══ EXERCISE INPUTS
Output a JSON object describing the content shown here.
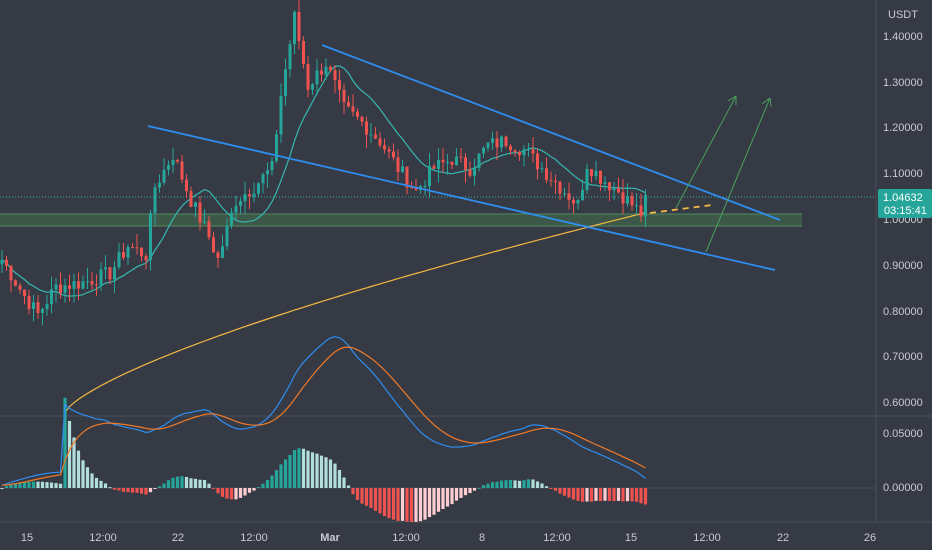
{
  "chart_data": {
    "type": "candlestick",
    "currency": "USDT",
    "price_axis": {
      "ylim": [
        0.55,
        1.47
      ],
      "ticks": [
        "1.40000",
        "1.30000",
        "1.20000",
        "1.10000",
        "1.00000",
        "0.90000",
        "0.80000",
        "0.70000",
        "0.60000"
      ]
    },
    "last_price": {
      "value": "1.04632",
      "countdown": "03:15:41"
    },
    "macd": {
      "ylim": [
        -0.035,
        0.075
      ],
      "ticks": [
        "0.05000",
        "0.00000"
      ]
    },
    "x_ticks": [
      "15",
      "12:00",
      "22",
      "12:00",
      "Mar",
      "12:00",
      "8",
      "12:00",
      "15",
      "12:00",
      "22",
      "26"
    ],
    "colors": {
      "background": "#363a45",
      "up": "#26a69a",
      "down": "#ef5350",
      "ma_slow": "#f5b942",
      "ma_fast": "#35b8b0",
      "channel": "#2e8ef0",
      "projection": "#48a05a",
      "macd_line": "#2e8ef0",
      "signal_line": "#f07a28",
      "support_zone": "#3e5c48"
    }
  }
}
════
EXERCISE PROMPT = Give an exact copy of the material, leaving out every picture.

FULL OUTPUT =
Output a JSON object describing the content shown here.
{
  "chart_data": {
    "type": "candlestick",
    "currency": "USDT",
    "price_axis": {
      "ylim": [
        0.55,
        1.47
      ],
      "ticks": [
        "1.40000",
        "1.30000",
        "1.20000",
        "1.10000",
        "1.00000",
        "0.90000",
        "0.80000",
        "0.70000",
        "0.60000"
      ]
    },
    "last_price": {
      "value": "1.04632",
      "countdown": "03:15:41"
    },
    "macd": {
      "ylim": [
        -0.035,
        0.075
      ],
      "ticks": [
        "0.05000",
        "0.00000"
      ]
    },
    "x_ticks": [
      "15",
      "12:00",
      "22",
      "12:00",
      "Mar",
      "12:00",
      "8",
      "12:00",
      "15",
      "12:00",
      "22",
      "26"
    ],
    "colors": {
      "background": "#363a45",
      "up": "#26a69a",
      "down": "#ef5350",
      "ma_slow": "#f5b942",
      "ma_fast": "#35b8b0",
      "channel": "#2e8ef0",
      "projection": "#48a05a",
      "macd_line": "#2e8ef0",
      "signal_line": "#f07a28",
      "support_zone": "#3e5c48"
    }
  }
}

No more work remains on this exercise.